## [Extracted entries]
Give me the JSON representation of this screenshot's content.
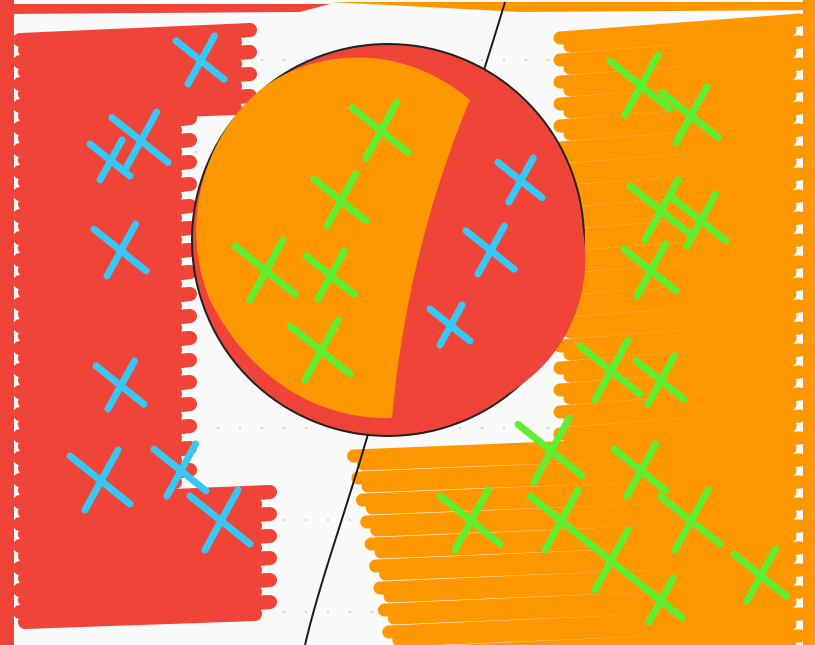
{
  "canvas": {
    "background": "#fafafa",
    "grid_dots": true,
    "grid_dot_color": "#d8d8d8"
  },
  "colors": {
    "red": "#f04438",
    "orange": "#ff9800",
    "green": "#5ef030",
    "blue": "#38c8f8",
    "divider": "#1a1a1a",
    "frame_red": "#f04438",
    "frame_orange": "#ff9800"
  },
  "regions": [
    {
      "name": "left-region",
      "fill": "red",
      "marks": "blue"
    },
    {
      "name": "circle-left-half",
      "fill": "orange",
      "marks": "green"
    },
    {
      "name": "circle-right-half",
      "fill": "red",
      "marks": "blue"
    },
    {
      "name": "right-region",
      "fill": "orange",
      "marks": "green"
    }
  ],
  "icons": [
    "hand-drawn-circle",
    "divider-line",
    "cross-mark"
  ]
}
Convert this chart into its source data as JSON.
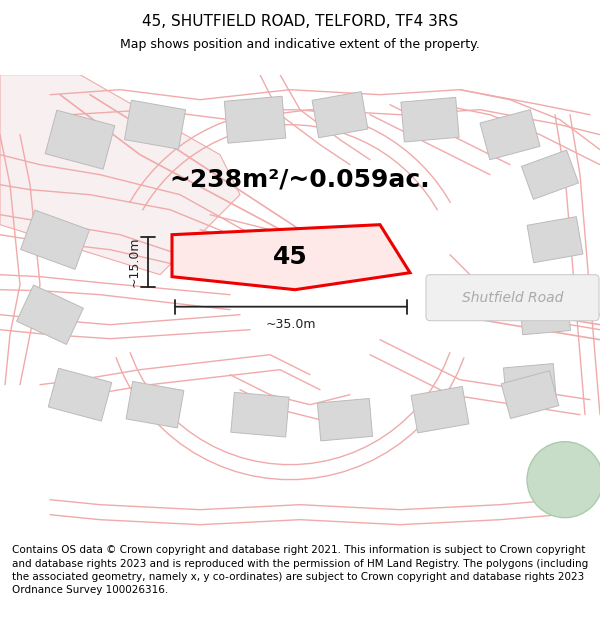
{
  "title": "45, SHUTFIELD ROAD, TELFORD, TF4 3RS",
  "subtitle": "Map shows position and indicative extent of the property.",
  "area_label": "~238m²/~0.059ac.",
  "label_45": "45",
  "road_label": "Shutfield Road",
  "dim_width": "~35.0m",
  "dim_height": "~15.0m",
  "footer": "Contains OS data © Crown copyright and database right 2021. This information is subject to Crown copyright and database rights 2023 and is reproduced with the permission of HM Land Registry. The polygons (including the associated geometry, namely x, y co-ordinates) are subject to Crown copyright and database rights 2023 Ordnance Survey 100026316.",
  "bg_color": "#ffffff",
  "map_bg": "#ffffff",
  "footer_bg": "#ffffff",
  "road_line_color": "#f0aaaa",
  "road_fill_color": "#f5e8e8",
  "building_fill": "#d8d8d8",
  "building_edge": "#bbbbbb",
  "plot_fill": "#ffe8e8",
  "plot_edge": "#ee0000",
  "dim_color": "#222222",
  "road_label_color": "#aaaaaa",
  "park_fill": "#c8ddc8",
  "park_edge": "#aaccaa",
  "title_fontsize": 11,
  "subtitle_fontsize": 9,
  "area_fontsize": 18,
  "label_fontsize": 18,
  "dim_fontsize": 9,
  "footer_fontsize": 7.5,
  "road_label_fontsize": 10
}
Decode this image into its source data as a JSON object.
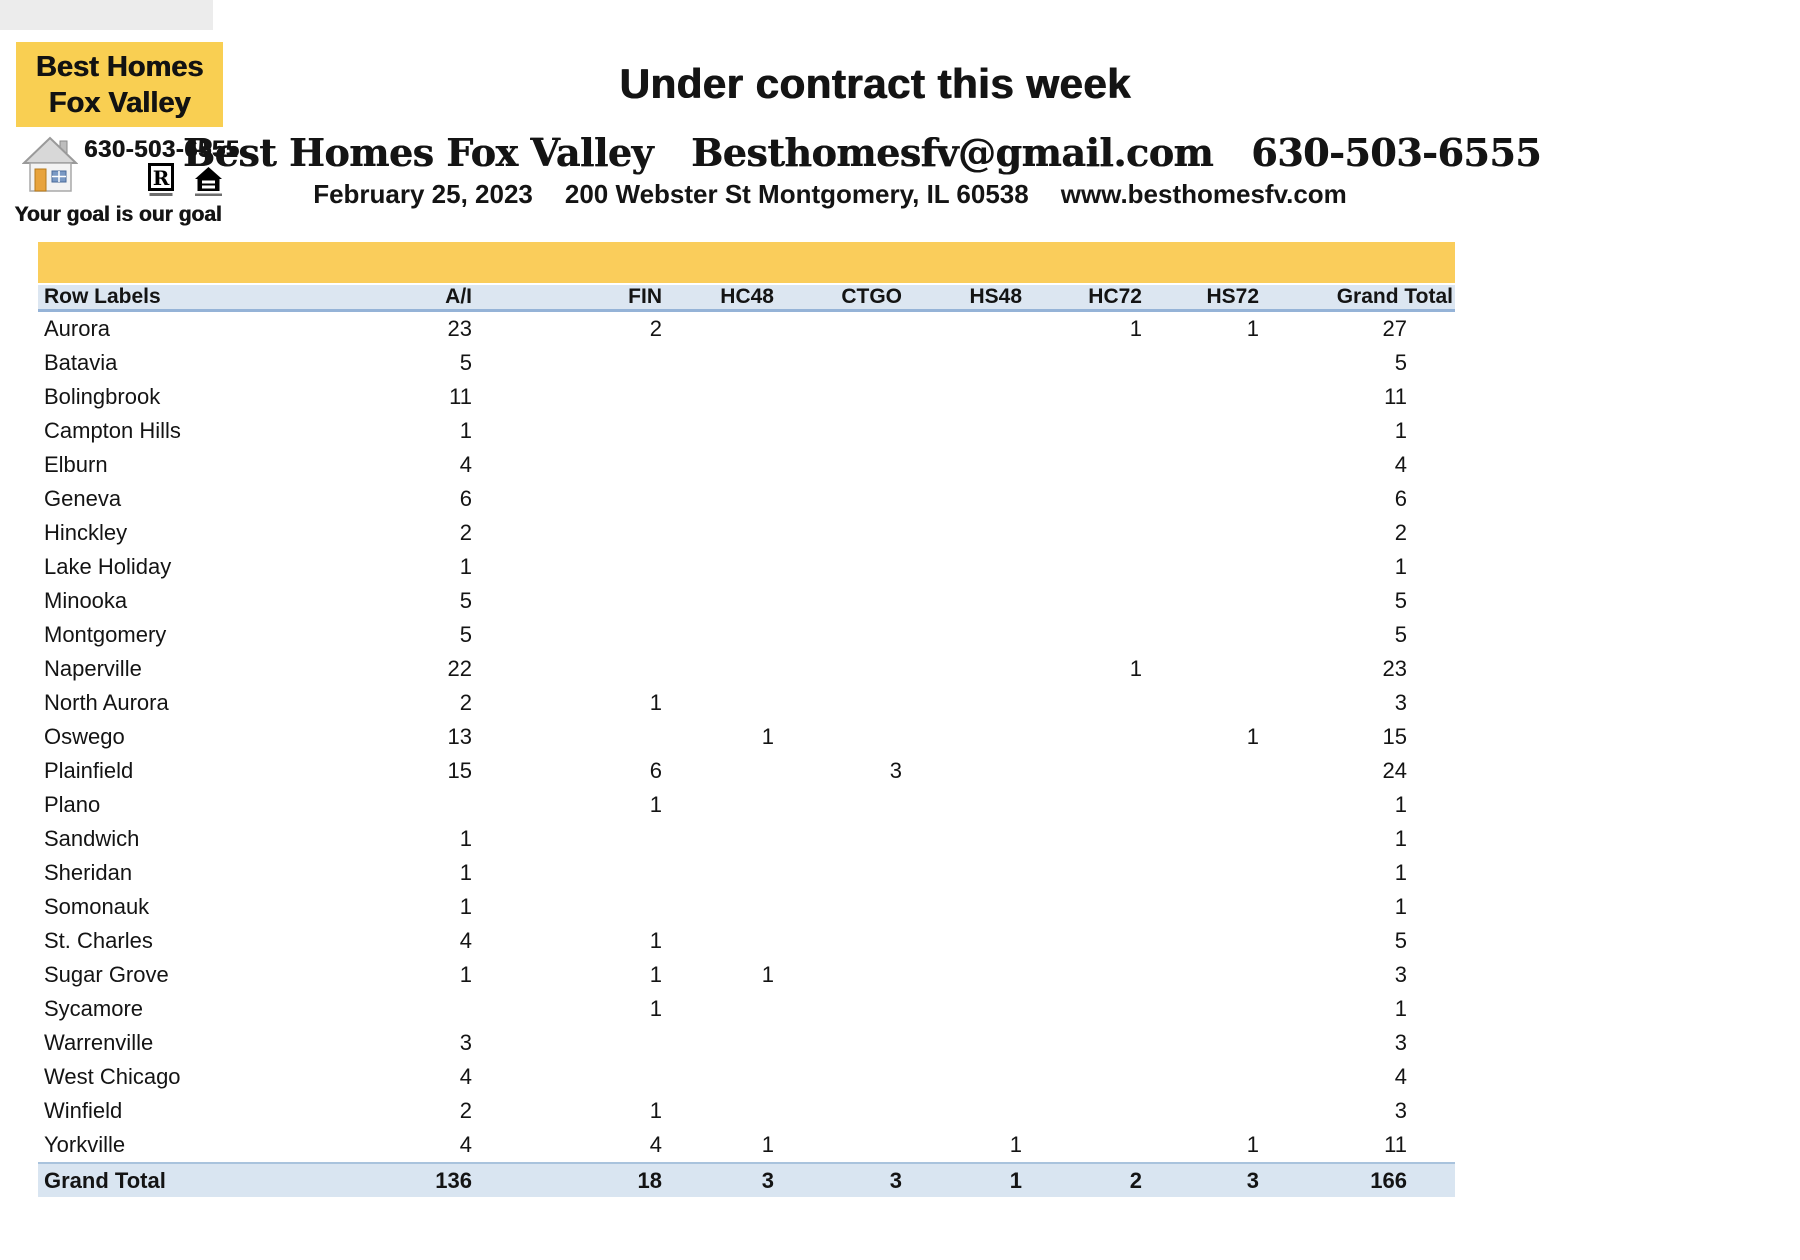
{
  "logo": {
    "title_line1": "Best Homes",
    "title_line2": "Fox Valley",
    "phone": "630-503-6555",
    "tagline": "Your goal is our goal",
    "icons": {
      "house": "house-clipart-icon",
      "realtor": "realtor-r-logo",
      "equal_housing": "equal-housing-logo"
    }
  },
  "header": {
    "title": "Under contract this week",
    "company": "Best Homes Fox Valley",
    "email": "Besthomesfv@gmail.com",
    "phone": "630-503-6555",
    "date": "February 25, 2023",
    "address": "200 Webster St Montgomery, IL 60538",
    "website": "www.besthomesfv.com"
  },
  "table": {
    "columns": [
      "Row Labels",
      "A/I",
      "FIN",
      "HC48",
      "CTGO",
      "HS48",
      "HC72",
      "HS72",
      "Grand Total"
    ],
    "rows": [
      {
        "label": "Aurora",
        "values": [
          "23",
          "2",
          "",
          "",
          "",
          "1",
          "1",
          "27"
        ]
      },
      {
        "label": "Batavia",
        "values": [
          "5",
          "",
          "",
          "",
          "",
          "",
          "",
          "5"
        ]
      },
      {
        "label": "Bolingbrook",
        "values": [
          "11",
          "",
          "",
          "",
          "",
          "",
          "",
          "11"
        ]
      },
      {
        "label": "Campton Hills",
        "values": [
          "1",
          "",
          "",
          "",
          "",
          "",
          "",
          "1"
        ]
      },
      {
        "label": "Elburn",
        "values": [
          "4",
          "",
          "",
          "",
          "",
          "",
          "",
          "4"
        ]
      },
      {
        "label": "Geneva",
        "values": [
          "6",
          "",
          "",
          "",
          "",
          "",
          "",
          "6"
        ]
      },
      {
        "label": "Hinckley",
        "values": [
          "2",
          "",
          "",
          "",
          "",
          "",
          "",
          "2"
        ]
      },
      {
        "label": "Lake Holiday",
        "values": [
          "1",
          "",
          "",
          "",
          "",
          "",
          "",
          "1"
        ]
      },
      {
        "label": "Minooka",
        "values": [
          "5",
          "",
          "",
          "",
          "",
          "",
          "",
          "5"
        ]
      },
      {
        "label": "Montgomery",
        "values": [
          "5",
          "",
          "",
          "",
          "",
          "",
          "",
          "5"
        ]
      },
      {
        "label": "Naperville",
        "values": [
          "22",
          "",
          "",
          "",
          "",
          "1",
          "",
          "23"
        ]
      },
      {
        "label": "North Aurora",
        "values": [
          "2",
          "1",
          "",
          "",
          "",
          "",
          "",
          "3"
        ]
      },
      {
        "label": "Oswego",
        "values": [
          "13",
          "",
          "1",
          "",
          "",
          "",
          "1",
          "15"
        ]
      },
      {
        "label": "Plainfield",
        "values": [
          "15",
          "6",
          "",
          "3",
          "",
          "",
          "",
          "24"
        ]
      },
      {
        "label": "Plano",
        "values": [
          "",
          "1",
          "",
          "",
          "",
          "",
          "",
          "1"
        ]
      },
      {
        "label": "Sandwich",
        "values": [
          "1",
          "",
          "",
          "",
          "",
          "",
          "",
          "1"
        ]
      },
      {
        "label": "Sheridan",
        "values": [
          "1",
          "",
          "",
          "",
          "",
          "",
          "",
          "1"
        ]
      },
      {
        "label": "Somonauk",
        "values": [
          "1",
          "",
          "",
          "",
          "",
          "",
          "",
          "1"
        ]
      },
      {
        "label": "St. Charles",
        "values": [
          "4",
          "1",
          "",
          "",
          "",
          "",
          "",
          "5"
        ]
      },
      {
        "label": "Sugar Grove",
        "values": [
          "1",
          "1",
          "1",
          "",
          "",
          "",
          "",
          "3"
        ]
      },
      {
        "label": "Sycamore",
        "values": [
          "",
          "1",
          "",
          "",
          "",
          "",
          "",
          "1"
        ]
      },
      {
        "label": "Warrenville",
        "values": [
          "3",
          "",
          "",
          "",
          "",
          "",
          "",
          "3"
        ]
      },
      {
        "label": "West Chicago",
        "values": [
          "4",
          "",
          "",
          "",
          "",
          "",
          "",
          "4"
        ]
      },
      {
        "label": "Winfield",
        "values": [
          "2",
          "1",
          "",
          "",
          "",
          "",
          "",
          "3"
        ]
      },
      {
        "label": "Yorkville",
        "values": [
          "4",
          "4",
          "1",
          "",
          "1",
          "",
          "1",
          "11"
        ]
      }
    ],
    "grand_total": {
      "label": "Grand Total",
      "values": [
        "136",
        "18",
        "3",
        "3",
        "1",
        "2",
        "3",
        "166"
      ]
    }
  },
  "colors": {
    "logo_yellow": "#F9CF52",
    "band_yellow": "#FACD5B",
    "header_blue": "#DCE6F1",
    "border_blue": "#95B3D7",
    "grand_total_blue": "#D9E5F1"
  }
}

## [What is being asked]
Reproduce every record above exactly, omitting the pictures.

## [Result]
Give me the JSON representation of this screenshot's content.
{
  "canvas": {
    "background": "#fafafa",
    "grid_dots": true,
    "grid_dot_color": "#d8d8d8"
  },
  "colors": {
    "red": "#f04438",
    "orange": "#ff9800",
    "green": "#5ef030",
    "blue": "#38c8f8",
    "divider": "#1a1a1a",
    "frame_red": "#f04438",
    "frame_orange": "#ff9800"
  },
  "regions": [
    {
      "name": "left-region",
      "fill": "red",
      "marks": "blue"
    },
    {
      "name": "circle-left-half",
      "fill": "orange",
      "marks": "green"
    },
    {
      "name": "circle-right-half",
      "fill": "red",
      "marks": "blue"
    },
    {
      "name": "right-region",
      "fill": "orange",
      "marks": "green"
    }
  ],
  "icons": [
    "hand-drawn-circle",
    "divider-line",
    "cross-mark"
  ]
}
Convert this chart into its source data as JSON.
{
  "title": "45, SHUTFIELD ROAD, TELFORD, TF4 3RS",
  "subtitle": "Map shows position and indicative extent of the property.",
  "area_label": "~238m²/~0.059ac.",
  "label_45": "45",
  "road_label": "Shutfield Road",
  "dim_width": "~35.0m",
  "dim_height": "~15.0m",
  "footer": "Contains OS data © Crown copyright and database right 2021. This information is subject to Crown copyright and database rights 2023 and is reproduced with the permission of HM Land Registry. The polygons (including the associated geometry, namely x, y co-ordinates) are subject to Crown copyright and database rights 2023 Ordnance Survey 100026316.",
  "bg_color": "#ffffff",
  "map_bg": "#ffffff",
  "footer_bg": "#ffffff",
  "road_line_color": "#f0aaaa",
  "road_fill_color": "#f5e8e8",
  "building_fill": "#d8d8d8",
  "building_edge": "#bbbbbb",
  "plot_fill": "#ffe8e8",
  "plot_edge": "#ee0000",
  "dim_color": "#222222",
  "road_label_color": "#aaaaaa",
  "park_fill": "#c8ddc8",
  "park_edge": "#aaccaa",
  "title_fontsize": 11,
  "subtitle_fontsize": 9,
  "area_fontsize": 18,
  "label_fontsize": 18,
  "dim_fontsize": 9,
  "footer_fontsize": 7.5,
  "road_label_fontsize": 10
}
Decode this image into its source data as a JSON object.
{
  "logo": {
    "title_line1": "Best Homes",
    "title_line2": "Fox Valley",
    "phone": "630-503-6555",
    "tagline": "Your goal is our goal",
    "icons": {
      "house": "house-clipart-icon",
      "realtor": "realtor-r-logo",
      "equal_housing": "equal-housing-logo"
    }
  },
  "header": {
    "title": "Under contract this week",
    "company": "Best Homes Fox Valley",
    "email": "Besthomesfv@gmail.com",
    "phone": "630-503-6555",
    "date": "February 25, 2023",
    "address": "200 Webster St Montgomery, IL 60538",
    "website": "www.besthomesfv.com"
  },
  "table": {
    "columns": [
      "Row Labels",
      "A/I",
      "FIN",
      "HC48",
      "CTGO",
      "HS48",
      "HC72",
      "HS72",
      "Grand Total"
    ],
    "rows": [
      {
        "label": "Aurora",
        "values": [
          "23",
          "2",
          "",
          "",
          "",
          "1",
          "1",
          "27"
        ]
      },
      {
        "label": "Batavia",
        "values": [
          "5",
          "",
          "",
          "",
          "",
          "",
          "",
          "5"
        ]
      },
      {
        "label": "Bolingbrook",
        "values": [
          "11",
          "",
          "",
          "",
          "",
          "",
          "",
          "11"
        ]
      },
      {
        "label": "Campton Hills",
        "values": [
          "1",
          "",
          "",
          "",
          "",
          "",
          "",
          "1"
        ]
      },
      {
        "label": "Elburn",
        "values": [
          "4",
          "",
          "",
          "",
          "",
          "",
          "",
          "4"
        ]
      },
      {
        "label": "Geneva",
        "values": [
          "6",
          "",
          "",
          "",
          "",
          "",
          "",
          "6"
        ]
      },
      {
        "label": "Hinckley",
        "values": [
          "2",
          "",
          "",
          "",
          "",
          "",
          "",
          "2"
        ]
      },
      {
        "label": "Lake Holiday",
        "values": [
          "1",
          "",
          "",
          "",
          "",
          "",
          "",
          "1"
        ]
      },
      {
        "label": "Minooka",
        "values": [
          "5",
          "",
          "",
          "",
          "",
          "",
          "",
          "5"
        ]
      },
      {
        "label": "Montgomery",
        "values": [
          "5",
          "",
          "",
          "",
          "",
          "",
          "",
          "5"
        ]
      },
      {
        "label": "Naperville",
        "values": [
          "22",
          "",
          "",
          "",
          "",
          "1",
          "",
          "23"
        ]
      },
      {
        "label": "North Aurora",
        "values": [
          "2",
          "1",
          "",
          "",
          "",
          "",
          "",
          "3"
        ]
      },
      {
        "label": "Oswego",
        "values": [
          "13",
          "",
          "1",
          "",
          "",
          "",
          "1",
          "15"
        ]
      },
      {
        "label": "Plainfield",
        "values": [
          "15",
          "6",
          "",
          "3",
          "",
          "",
          "",
          "24"
        ]
      },
      {
        "label": "Plano",
        "values": [
          "",
          "1",
          "",
          "",
          "",
          "",
          "",
          "1"
        ]
      },
      {
        "label": "Sandwich",
        "values": [
          "1",
          "",
          "",
          "",
          "",
          "",
          "",
          "1"
        ]
      },
      {
        "label": "Sheridan",
        "values": [
          "1",
          "",
          "",
          "",
          "",
          "",
          "",
          "1"
        ]
      },
      {
        "label": "Somonauk",
        "values": [
          "1",
          "",
          "",
          "",
          "",
          "",
          "",
          "1"
        ]
      },
      {
        "label": "St. Charles",
        "values": [
          "4",
          "1",
          "",
          "",
          "",
          "",
          "",
          "5"
        ]
      },
      {
        "label": "Sugar Grove",
        "values": [
          "1",
          "1",
          "1",
          "",
          "",
          "",
          "",
          "3"
        ]
      },
      {
        "label": "Sycamore",
        "values": [
          "",
          "1",
          "",
          "",
          "",
          "",
          "",
          "1"
        ]
      },
      {
        "label": "Warrenville",
        "values": [
          "3",
          "",
          "",
          "",
          "",
          "",
          "",
          "3"
        ]
      },
      {
        "label": "West Chicago",
        "values": [
          "4",
          "",
          "",
          "",
          "",
          "",
          "",
          "4"
        ]
      },
      {
        "label": "Winfield",
        "values": [
          "2",
          "1",
          "",
          "",
          "",
          "",
          "",
          "3"
        ]
      },
      {
        "label": "Yorkville",
        "values": [
          "4",
          "4",
          "1",
          "",
          "1",
          "",
          "1",
          "11"
        ]
      }
    ],
    "grand_total": {
      "label": "Grand Total",
      "values": [
        "136",
        "18",
        "3",
        "3",
        "1",
        "2",
        "3",
        "166"
      ]
    }
  },
  "colors": {
    "logo_yellow": "#F9CF52",
    "band_yellow": "#FACD5B",
    "header_blue": "#DCE6F1",
    "border_blue": "#95B3D7",
    "grand_total_blue": "#D9E5F1"
  }
}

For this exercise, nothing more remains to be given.